* **Brief**
Go through the entries below and print each one exactly, leaving out pictures.

* **Supplied material**
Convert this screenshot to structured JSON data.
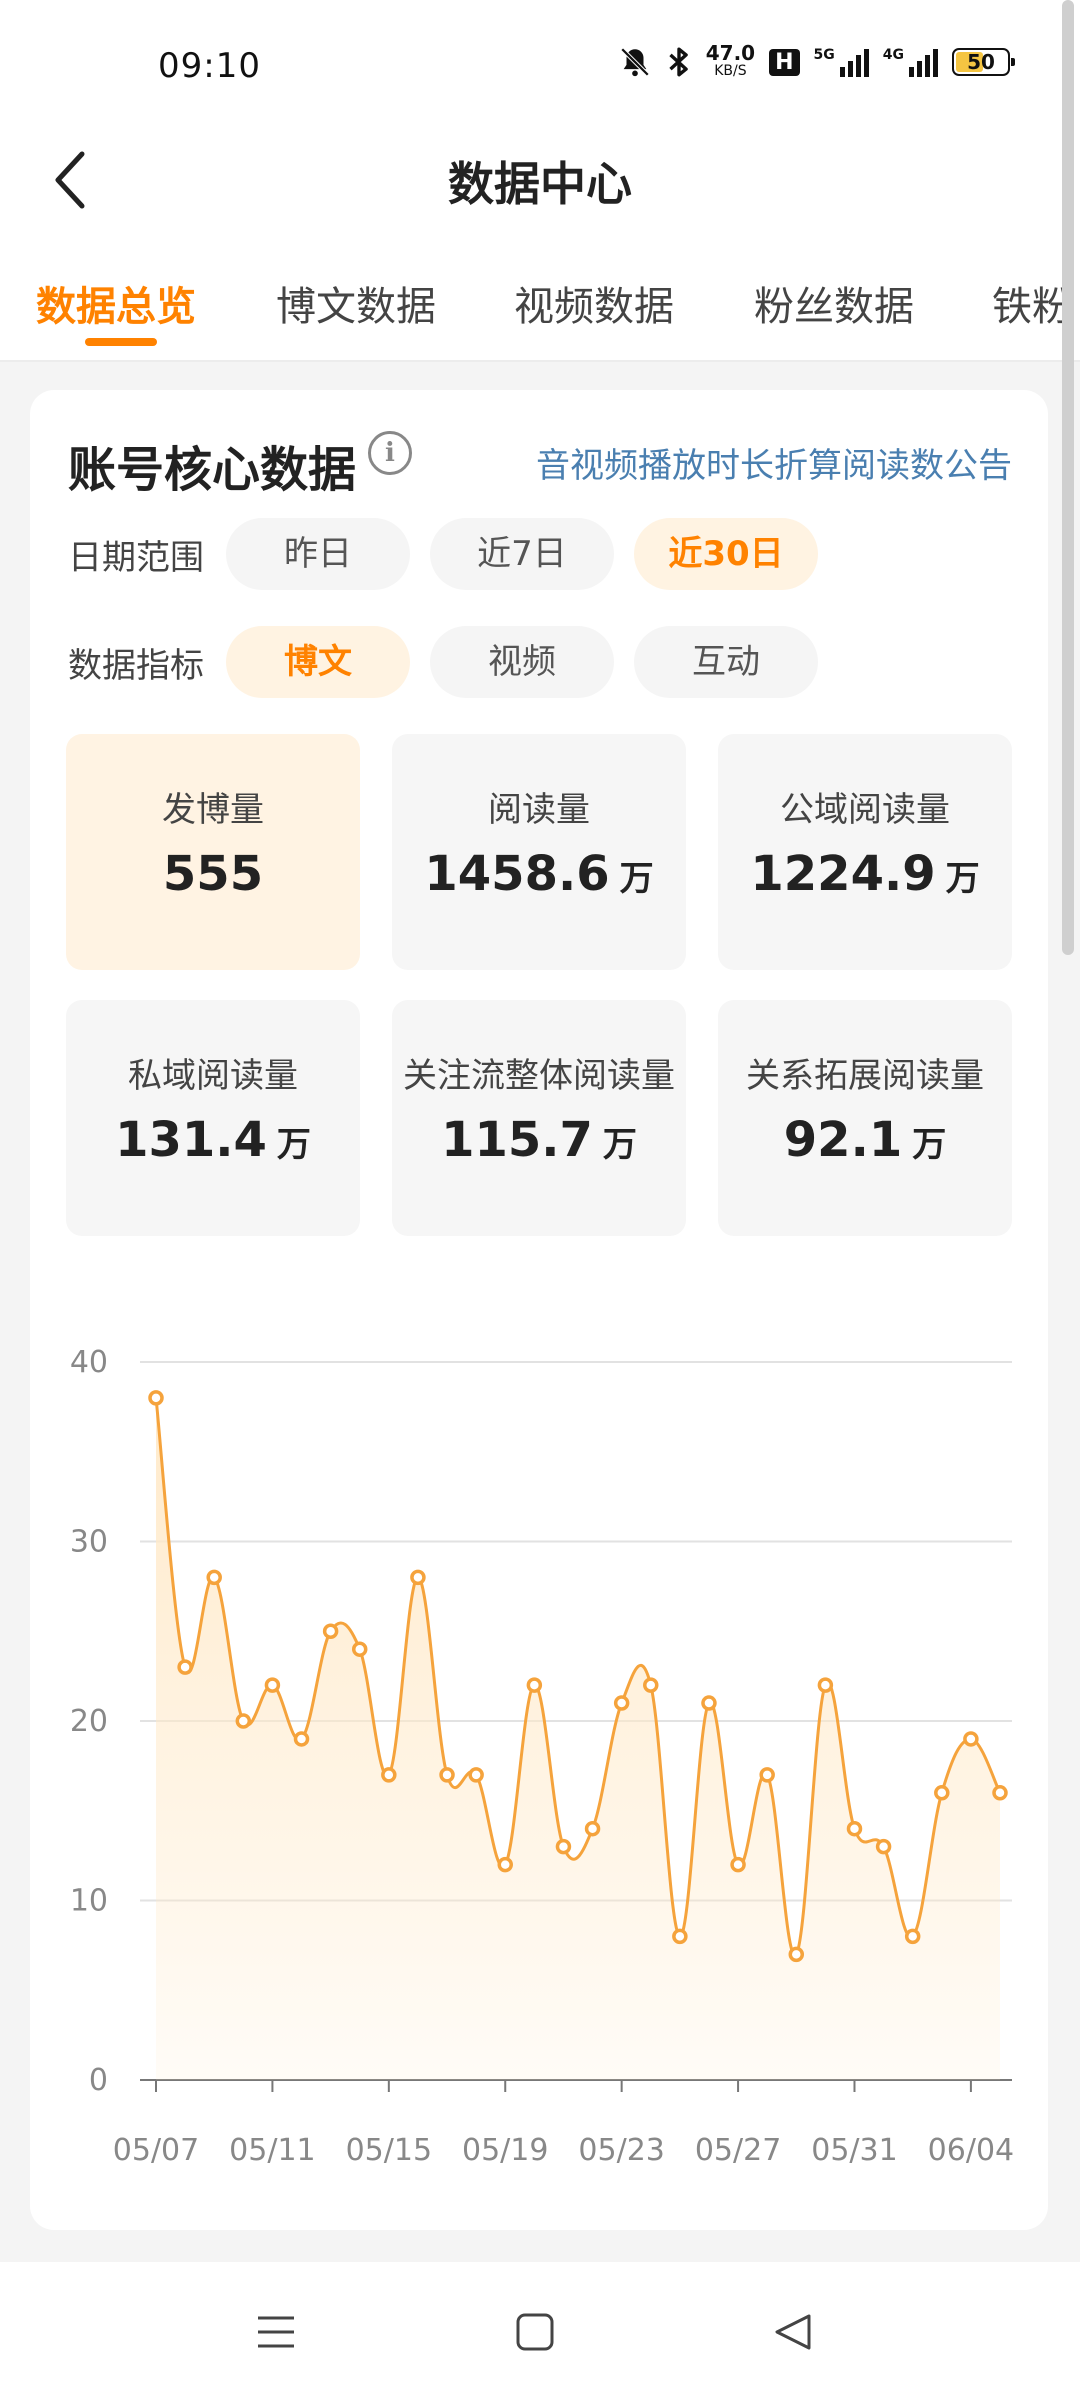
{
  "status_bar": {
    "time": "09:10",
    "net_speed_value": "47.0",
    "net_speed_unit": "KB/S",
    "hd_label": "H",
    "signal1_label": "5G",
    "signal2_label": "4G",
    "battery": "50"
  },
  "header": {
    "title": "数据中心"
  },
  "tabs": [
    {
      "label": "数据总览",
      "active": true
    },
    {
      "label": "博文数据"
    },
    {
      "label": "视频数据"
    },
    {
      "label": "粉丝数据"
    },
    {
      "label": "铁粉"
    }
  ],
  "card": {
    "title": "账号核心数据",
    "info_glyph": "i",
    "notice_link": "音视频播放时长折算阅读数公告",
    "date_range": {
      "label": "日期范围",
      "options": [
        "昨日",
        "近7日",
        "近30日"
      ],
      "selected": "近30日"
    },
    "metric_type": {
      "label": "数据指标",
      "options": [
        "博文",
        "视频",
        "互动"
      ],
      "selected": "博文"
    },
    "metrics": [
      {
        "label": "发博量",
        "value": "555",
        "unit": ""
      },
      {
        "label": "阅读量",
        "value": "1458.6",
        "unit": "万"
      },
      {
        "label": "公域阅读量",
        "value": "1224.9",
        "unit": "万"
      },
      {
        "label": "私域阅读量",
        "value": "131.4",
        "unit": "万"
      },
      {
        "label": "关注流整体阅读量",
        "value": "115.7",
        "unit": "万"
      },
      {
        "label": "关系拓展阅读量",
        "value": "92.1",
        "unit": "万"
      }
    ]
  },
  "chart_data": {
    "type": "area",
    "x": [
      "05/07",
      "05/08",
      "05/09",
      "05/10",
      "05/11",
      "05/12",
      "05/13",
      "05/14",
      "05/15",
      "05/16",
      "05/17",
      "05/18",
      "05/19",
      "05/20",
      "05/21",
      "05/22",
      "05/23",
      "05/24",
      "05/25",
      "05/26",
      "05/27",
      "05/28",
      "05/29",
      "05/30",
      "05/31",
      "06/01",
      "06/02",
      "06/03",
      "06/04",
      "06/05"
    ],
    "values": [
      38,
      23,
      28,
      20,
      22,
      19,
      25,
      24,
      17,
      28,
      17,
      17,
      12,
      22,
      13,
      14,
      21,
      22,
      8,
      21,
      12,
      17,
      7,
      22,
      14,
      13,
      8,
      16,
      19,
      16
    ],
    "x_tick_labels": [
      "05/07",
      "05/11",
      "05/15",
      "05/19",
      "05/23",
      "05/27",
      "05/31",
      "06/04"
    ],
    "y_ticks": [
      0,
      10,
      20,
      30,
      40
    ],
    "ylim": [
      0,
      40
    ],
    "grid": true,
    "line_color": "#f5a33c",
    "fill_color": "#ffe9c8"
  },
  "colors": {
    "accent": "#ff8200",
    "link": "#4a7fb0"
  }
}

* **Result for this task**
Convert this screenshot to structured JSON data.
{
  "status_bar": {
    "time": "09:10",
    "net_speed_value": "47.0",
    "net_speed_unit": "KB/S",
    "hd_label": "H",
    "signal1_label": "5G",
    "signal2_label": "4G",
    "battery": "50"
  },
  "header": {
    "title": "数据中心"
  },
  "tabs": [
    {
      "label": "数据总览",
      "active": true
    },
    {
      "label": "博文数据"
    },
    {
      "label": "视频数据"
    },
    {
      "label": "粉丝数据"
    },
    {
      "label": "铁粉"
    }
  ],
  "card": {
    "title": "账号核心数据",
    "info_glyph": "i",
    "notice_link": "音视频播放时长折算阅读数公告",
    "date_range": {
      "label": "日期范围",
      "options": [
        "昨日",
        "近7日",
        "近30日"
      ],
      "selected": "近30日"
    },
    "metric_type": {
      "label": "数据指标",
      "options": [
        "博文",
        "视频",
        "互动"
      ],
      "selected": "博文"
    },
    "metrics": [
      {
        "label": "发博量",
        "value": "555",
        "unit": ""
      },
      {
        "label": "阅读量",
        "value": "1458.6",
        "unit": "万"
      },
      {
        "label": "公域阅读量",
        "value": "1224.9",
        "unit": "万"
      },
      {
        "label": "私域阅读量",
        "value": "131.4",
        "unit": "万"
      },
      {
        "label": "关注流整体阅读量",
        "value": "115.7",
        "unit": "万"
      },
      {
        "label": "关系拓展阅读量",
        "value": "92.1",
        "unit": "万"
      }
    ]
  },
  "chart_data": {
    "type": "area",
    "x": [
      "05/07",
      "05/08",
      "05/09",
      "05/10",
      "05/11",
      "05/12",
      "05/13",
      "05/14",
      "05/15",
      "05/16",
      "05/17",
      "05/18",
      "05/19",
      "05/20",
      "05/21",
      "05/22",
      "05/23",
      "05/24",
      "05/25",
      "05/26",
      "05/27",
      "05/28",
      "05/29",
      "05/30",
      "05/31",
      "06/01",
      "06/02",
      "06/03",
      "06/04",
      "06/05"
    ],
    "values": [
      38,
      23,
      28,
      20,
      22,
      19,
      25,
      24,
      17,
      28,
      17,
      17,
      12,
      22,
      13,
      14,
      21,
      22,
      8,
      21,
      12,
      17,
      7,
      22,
      14,
      13,
      8,
      16,
      19,
      16
    ],
    "x_tick_labels": [
      "05/07",
      "05/11",
      "05/15",
      "05/19",
      "05/23",
      "05/27",
      "05/31",
      "06/04"
    ],
    "y_ticks": [
      0,
      10,
      20,
      30,
      40
    ],
    "ylim": [
      0,
      40
    ],
    "grid": true,
    "line_color": "#f5a33c",
    "fill_color": "#ffe9c8"
  },
  "colors": {
    "accent": "#ff8200",
    "link": "#4a7fb0"
  }
}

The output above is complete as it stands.